Supplied passage:
Interestingly enough, if we believe the original poster, the bad habits we are calling "abuse" have now been rectified. This suggests that there was indeed a lack of communication and owning up to responsibility on the wife's part over the years. Being a stay-at-home mom, she could've had ample time to educate herself on the consequences of the poisoned relationship and attempted to address them. In all fairness, she might have actually done that, but the original poster's story suggests otherwise.

Again, based on the information provided here, a sudden end to this relationship (with 3 children) is just wrong.


----------



## EleGirl (Dec 3, 2011)

synthetic said:


> I disagree with equating his brief admission with hard evidence of abuse.
> 
> The state he is in (in love with a wife who wants no part of it, hence feeling powerless) could potentially nullify much of the guilt he's feeling and expressing on this forum.
> 
> ...


without more info we don't know what did or did not go on.

Perhaps the OP could give us a couple of blow by blow examples of what he and his wife considered abuse.

And did the OP's wife tell the OP that she felt belittled, abused, etc at the time?


----------



## DTO (Dec 18, 2011)

TexasDad said:


> Many people in a bad marriage do pass the buck---whether it be the husband or wife. Most men aren't born controlling. Most men don't enter into a marriage a "control freaks.". They are often driven to that point.


Or, sometimes it's as simple as either partner does not understand that when you are married, your actions impact others and that puts limits on what you can do.

People get the mistaken idea that what they do is nobody else's business - period. So, when TexasDad mentions his wife's spending habits (which harm the family), she forgets that she is accountable to him and whips out the "controlling" label. Or, if he has to make it a real issue and she feels bad, it becomes "abuse" instead of a serious discussion.


----------



## synthetic (Jan 5, 2012)

This whole "controlling" business is just like "abuse". It's a word that gets thrown around all the time and is considered a sin in marriage without having been properly defined within the general public.

A wife who doesn't want her husband to flirt with other women is called "controlling" these days.

A husband who puts himself in charge of the financials (due to good reasons) is called "controlling".

This one really gets me:

Stay at home moms who often nag about their lifestyle and how they wish they could develop a career with a proper social life. They drive their husbands to the point of having no choice but to be overly encouraging/frustrated with the wife's wishes that never materialize. Once they realize their laziness is preventing them from achieving any goals outside mothering their children, they start blaming the husband for being "controlling", "abusive" and "asking for too much".

Everyone seems to forget that it wasn't the husband who started this downward spiral in the first place. This is a common occurrence in marriages that involve a sole bread-winner.

If someone wants to stay at home and take care of children, they're making a choice. They should not call it a "sacrifice", because it's not. When you have children, you owe them a good healthy environment full of love and safety. You're not sacrificing your youth for your children. You're just being a parent. Don't ever hold things like that against your spouse or children.


----------



## morituri (Apr 1, 2011)

Listed entries:
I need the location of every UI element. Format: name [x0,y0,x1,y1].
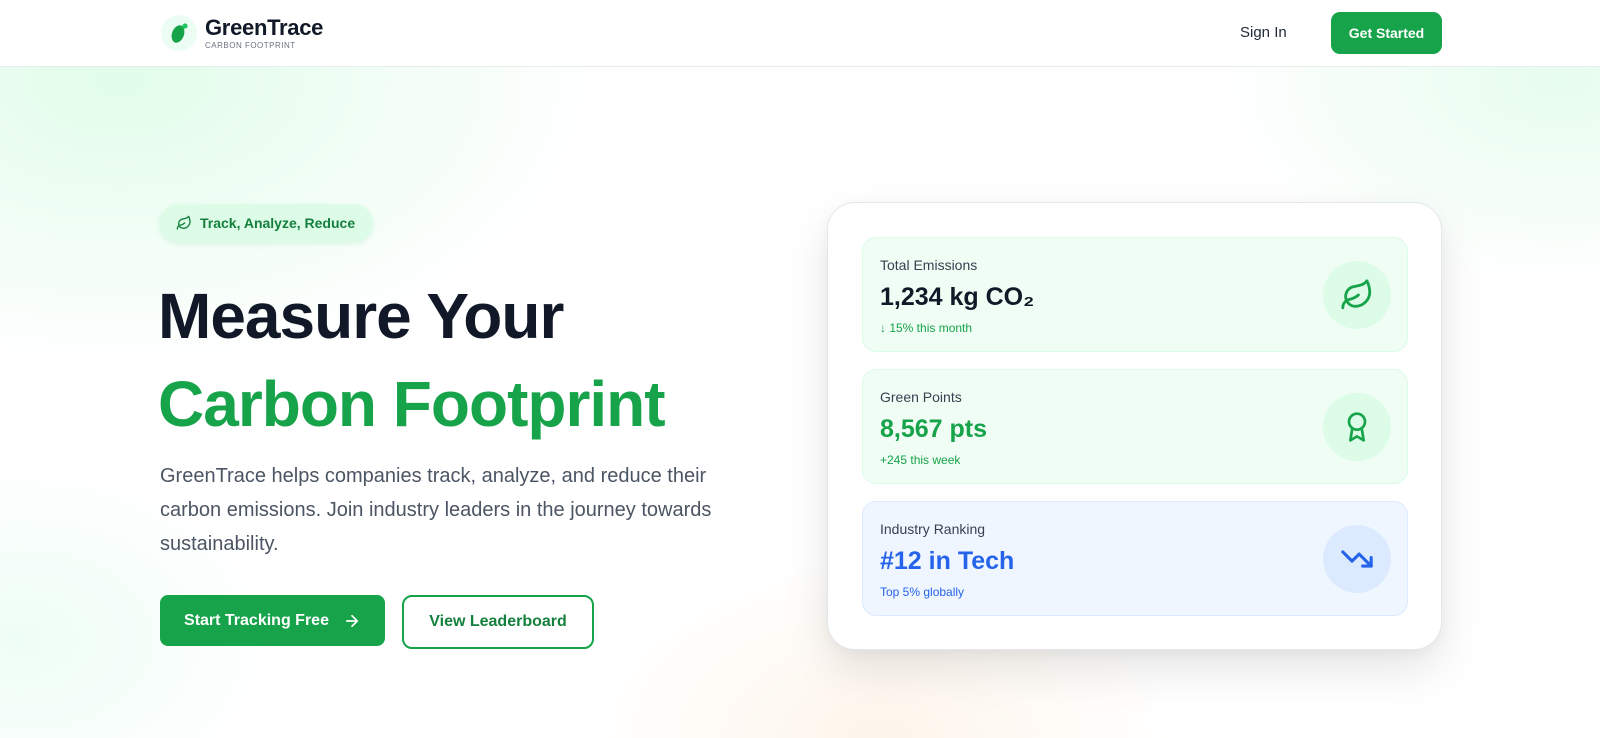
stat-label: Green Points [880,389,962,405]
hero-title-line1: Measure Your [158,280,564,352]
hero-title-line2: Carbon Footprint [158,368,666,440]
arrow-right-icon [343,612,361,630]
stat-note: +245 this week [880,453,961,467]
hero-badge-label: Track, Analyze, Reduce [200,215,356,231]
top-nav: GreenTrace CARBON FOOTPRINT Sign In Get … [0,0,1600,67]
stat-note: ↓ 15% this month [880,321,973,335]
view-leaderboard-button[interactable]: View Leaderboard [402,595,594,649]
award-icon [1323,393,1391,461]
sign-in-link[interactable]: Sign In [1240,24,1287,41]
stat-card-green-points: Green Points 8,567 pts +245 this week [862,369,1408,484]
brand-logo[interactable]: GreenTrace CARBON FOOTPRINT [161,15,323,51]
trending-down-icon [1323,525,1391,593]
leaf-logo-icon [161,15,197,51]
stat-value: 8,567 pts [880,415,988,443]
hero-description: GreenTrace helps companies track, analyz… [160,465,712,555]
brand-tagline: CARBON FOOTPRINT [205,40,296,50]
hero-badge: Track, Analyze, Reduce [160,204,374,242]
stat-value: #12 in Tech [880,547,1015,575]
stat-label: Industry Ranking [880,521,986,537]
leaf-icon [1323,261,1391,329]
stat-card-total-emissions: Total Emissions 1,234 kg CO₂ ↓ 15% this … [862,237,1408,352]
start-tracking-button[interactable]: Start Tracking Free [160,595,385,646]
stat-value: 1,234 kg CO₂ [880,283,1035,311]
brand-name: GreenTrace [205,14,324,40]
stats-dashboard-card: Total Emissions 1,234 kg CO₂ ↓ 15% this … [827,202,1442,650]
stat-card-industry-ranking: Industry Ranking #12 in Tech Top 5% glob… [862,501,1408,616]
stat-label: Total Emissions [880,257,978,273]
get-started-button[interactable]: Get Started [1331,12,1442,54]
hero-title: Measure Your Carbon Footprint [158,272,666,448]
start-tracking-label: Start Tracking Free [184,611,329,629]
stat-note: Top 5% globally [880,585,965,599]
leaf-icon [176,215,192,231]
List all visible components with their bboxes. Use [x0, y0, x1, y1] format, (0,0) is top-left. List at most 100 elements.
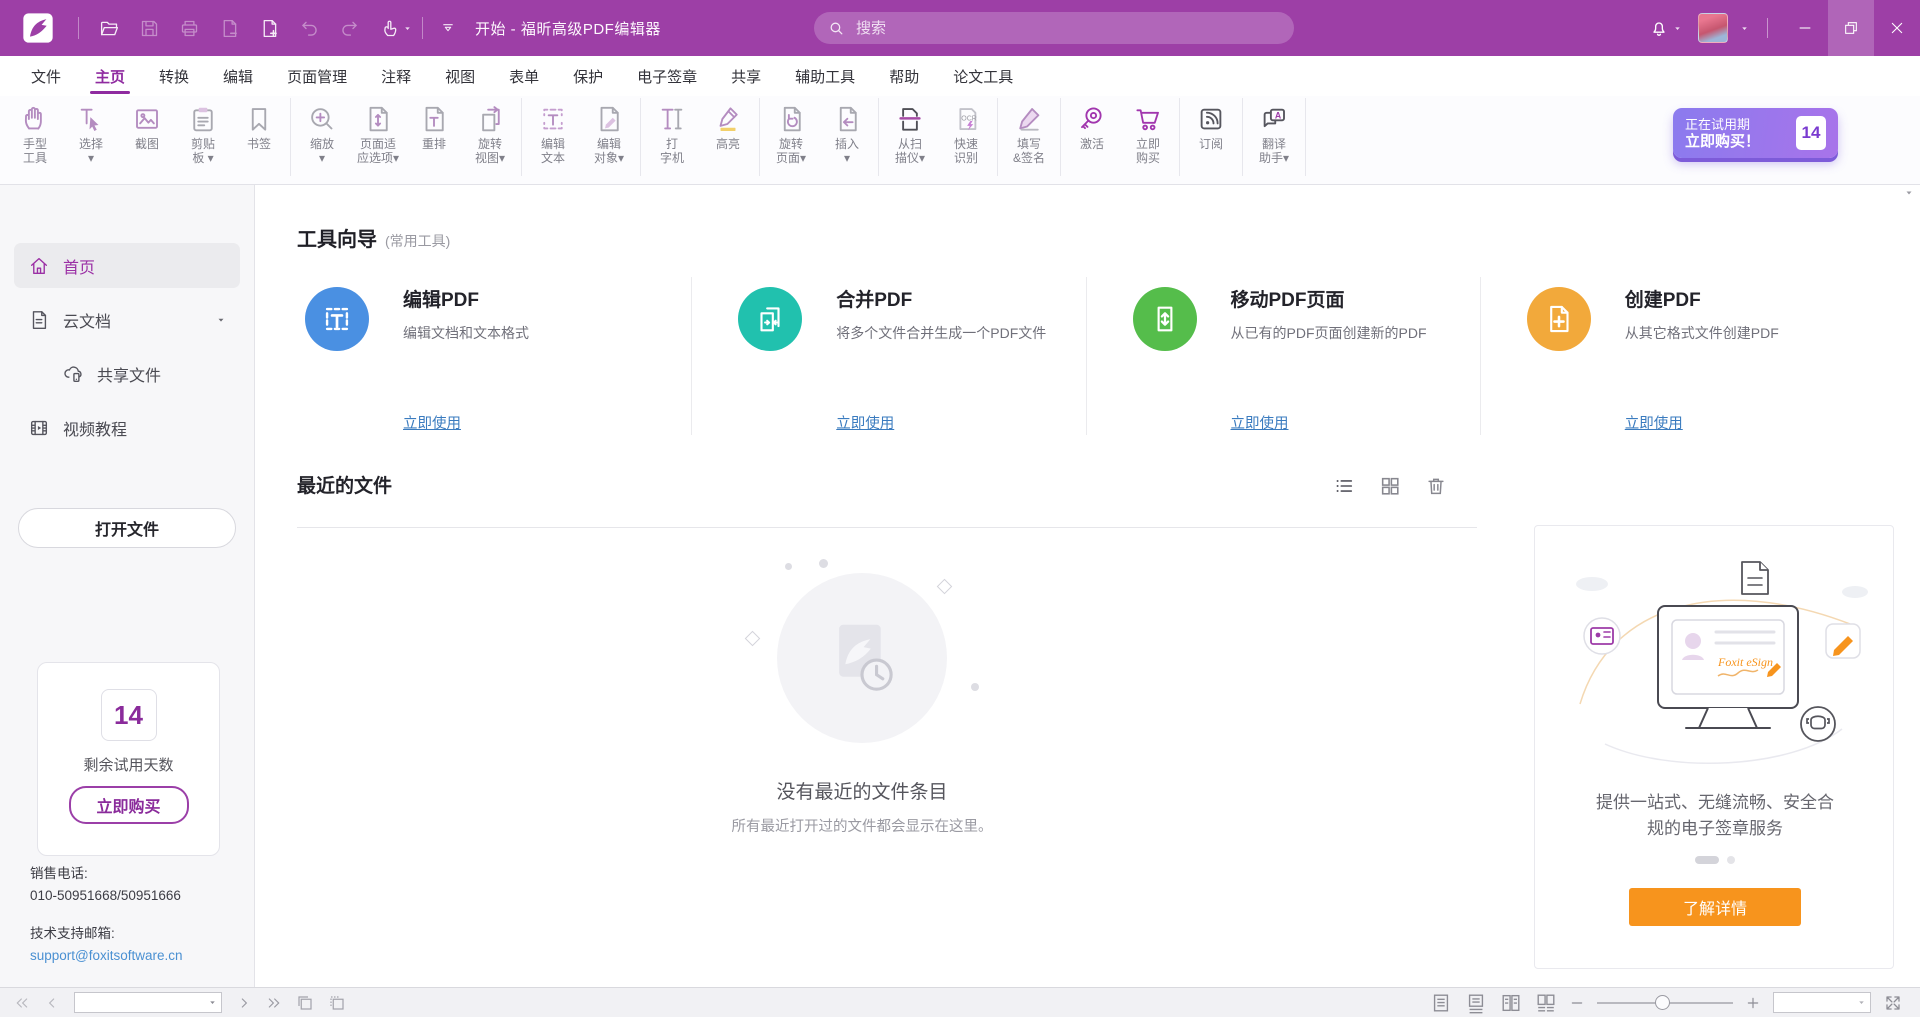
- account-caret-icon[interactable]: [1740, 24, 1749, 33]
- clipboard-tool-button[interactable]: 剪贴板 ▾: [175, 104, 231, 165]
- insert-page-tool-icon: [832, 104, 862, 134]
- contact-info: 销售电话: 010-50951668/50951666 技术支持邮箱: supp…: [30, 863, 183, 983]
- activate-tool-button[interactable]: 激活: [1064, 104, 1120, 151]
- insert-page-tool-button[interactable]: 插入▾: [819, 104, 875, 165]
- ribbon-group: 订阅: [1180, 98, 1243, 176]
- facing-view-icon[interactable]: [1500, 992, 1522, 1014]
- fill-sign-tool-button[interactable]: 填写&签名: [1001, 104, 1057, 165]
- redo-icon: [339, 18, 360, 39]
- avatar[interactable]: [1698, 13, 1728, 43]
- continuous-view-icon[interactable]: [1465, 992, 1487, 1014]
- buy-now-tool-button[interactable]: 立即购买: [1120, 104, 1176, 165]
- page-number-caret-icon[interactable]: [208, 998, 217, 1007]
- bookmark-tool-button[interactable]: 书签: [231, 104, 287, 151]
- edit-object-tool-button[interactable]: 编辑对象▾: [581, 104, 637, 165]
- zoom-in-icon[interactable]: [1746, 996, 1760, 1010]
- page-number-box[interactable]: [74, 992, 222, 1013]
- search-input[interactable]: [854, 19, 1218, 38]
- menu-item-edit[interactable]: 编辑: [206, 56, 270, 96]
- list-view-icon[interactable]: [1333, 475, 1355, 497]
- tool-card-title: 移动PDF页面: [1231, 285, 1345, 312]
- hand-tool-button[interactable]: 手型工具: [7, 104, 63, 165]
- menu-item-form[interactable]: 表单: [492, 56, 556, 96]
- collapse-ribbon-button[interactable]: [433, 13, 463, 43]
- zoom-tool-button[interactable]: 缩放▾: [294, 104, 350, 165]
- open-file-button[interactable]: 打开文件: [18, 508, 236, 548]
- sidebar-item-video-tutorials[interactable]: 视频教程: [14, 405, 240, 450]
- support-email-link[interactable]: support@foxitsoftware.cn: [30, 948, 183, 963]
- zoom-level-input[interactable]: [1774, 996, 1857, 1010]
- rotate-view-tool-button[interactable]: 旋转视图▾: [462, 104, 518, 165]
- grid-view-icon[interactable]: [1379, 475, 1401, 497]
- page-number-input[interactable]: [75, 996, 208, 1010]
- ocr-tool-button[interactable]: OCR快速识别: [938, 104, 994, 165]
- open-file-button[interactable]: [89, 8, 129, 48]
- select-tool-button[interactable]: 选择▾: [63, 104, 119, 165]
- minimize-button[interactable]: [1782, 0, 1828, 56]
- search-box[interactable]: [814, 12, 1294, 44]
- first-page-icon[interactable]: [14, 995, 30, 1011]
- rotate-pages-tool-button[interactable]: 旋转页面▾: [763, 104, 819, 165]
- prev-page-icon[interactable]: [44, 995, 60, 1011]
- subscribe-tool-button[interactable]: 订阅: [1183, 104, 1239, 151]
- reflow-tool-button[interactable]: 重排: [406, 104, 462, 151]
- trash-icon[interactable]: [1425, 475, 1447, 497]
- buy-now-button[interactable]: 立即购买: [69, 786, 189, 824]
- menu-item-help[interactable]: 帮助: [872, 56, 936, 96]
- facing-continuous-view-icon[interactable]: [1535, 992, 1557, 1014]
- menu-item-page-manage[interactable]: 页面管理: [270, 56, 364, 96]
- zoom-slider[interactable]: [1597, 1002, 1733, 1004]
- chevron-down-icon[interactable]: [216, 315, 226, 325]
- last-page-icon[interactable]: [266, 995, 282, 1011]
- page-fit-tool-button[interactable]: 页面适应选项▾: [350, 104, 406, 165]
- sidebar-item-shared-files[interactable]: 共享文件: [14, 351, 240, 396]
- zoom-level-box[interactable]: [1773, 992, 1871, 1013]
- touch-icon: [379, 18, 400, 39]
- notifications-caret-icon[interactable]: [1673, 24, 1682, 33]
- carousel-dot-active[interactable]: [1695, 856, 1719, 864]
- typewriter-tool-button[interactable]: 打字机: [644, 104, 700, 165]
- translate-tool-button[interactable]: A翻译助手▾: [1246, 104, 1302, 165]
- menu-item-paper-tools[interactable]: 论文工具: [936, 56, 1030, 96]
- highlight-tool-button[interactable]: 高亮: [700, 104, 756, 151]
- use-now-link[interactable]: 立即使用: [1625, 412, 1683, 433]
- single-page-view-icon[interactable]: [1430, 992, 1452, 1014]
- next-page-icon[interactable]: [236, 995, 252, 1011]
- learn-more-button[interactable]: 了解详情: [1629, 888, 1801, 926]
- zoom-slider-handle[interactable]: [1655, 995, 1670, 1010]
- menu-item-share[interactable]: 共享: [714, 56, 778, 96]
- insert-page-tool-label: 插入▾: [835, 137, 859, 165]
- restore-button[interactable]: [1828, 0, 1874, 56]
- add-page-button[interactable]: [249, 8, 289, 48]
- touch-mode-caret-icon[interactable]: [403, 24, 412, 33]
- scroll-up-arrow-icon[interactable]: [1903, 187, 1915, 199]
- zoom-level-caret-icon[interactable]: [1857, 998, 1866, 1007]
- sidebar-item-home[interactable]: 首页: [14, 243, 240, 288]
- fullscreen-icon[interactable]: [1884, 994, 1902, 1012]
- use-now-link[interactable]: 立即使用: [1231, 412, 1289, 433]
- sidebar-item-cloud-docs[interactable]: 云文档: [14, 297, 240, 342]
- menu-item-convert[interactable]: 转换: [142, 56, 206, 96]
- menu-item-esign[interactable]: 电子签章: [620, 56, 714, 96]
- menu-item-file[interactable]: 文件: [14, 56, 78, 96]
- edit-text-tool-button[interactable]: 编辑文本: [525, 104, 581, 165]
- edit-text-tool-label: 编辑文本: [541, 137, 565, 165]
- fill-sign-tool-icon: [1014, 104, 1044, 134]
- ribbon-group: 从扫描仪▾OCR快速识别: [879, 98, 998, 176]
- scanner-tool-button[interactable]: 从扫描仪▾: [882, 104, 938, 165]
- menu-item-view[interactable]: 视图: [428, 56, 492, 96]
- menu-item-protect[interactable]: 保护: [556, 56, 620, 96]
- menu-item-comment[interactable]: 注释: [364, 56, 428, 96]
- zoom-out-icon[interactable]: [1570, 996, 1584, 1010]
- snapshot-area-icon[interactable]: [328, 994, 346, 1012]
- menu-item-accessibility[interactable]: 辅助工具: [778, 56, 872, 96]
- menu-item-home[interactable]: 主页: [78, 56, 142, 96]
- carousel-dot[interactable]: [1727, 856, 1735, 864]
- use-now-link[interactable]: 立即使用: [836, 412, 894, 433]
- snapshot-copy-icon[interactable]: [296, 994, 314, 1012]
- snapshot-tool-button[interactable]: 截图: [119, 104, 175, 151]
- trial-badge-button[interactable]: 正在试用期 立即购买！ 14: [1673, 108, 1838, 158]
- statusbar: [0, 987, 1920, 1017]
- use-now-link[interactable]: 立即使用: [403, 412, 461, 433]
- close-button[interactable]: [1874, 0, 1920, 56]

Set task: From the forum thread on marriage, copy out word for word the part starting at "Perhaps the OP" and ending at "(Dec 18, 2011)".

Right answer:
Perhaps the OP could give us a couple of blow by blow examples of what he and his wife considered abuse.

And did the OP's wife tell the OP that she felt belittled, abused, etc at the time?


----------



## DTO (Dec 18, 2011)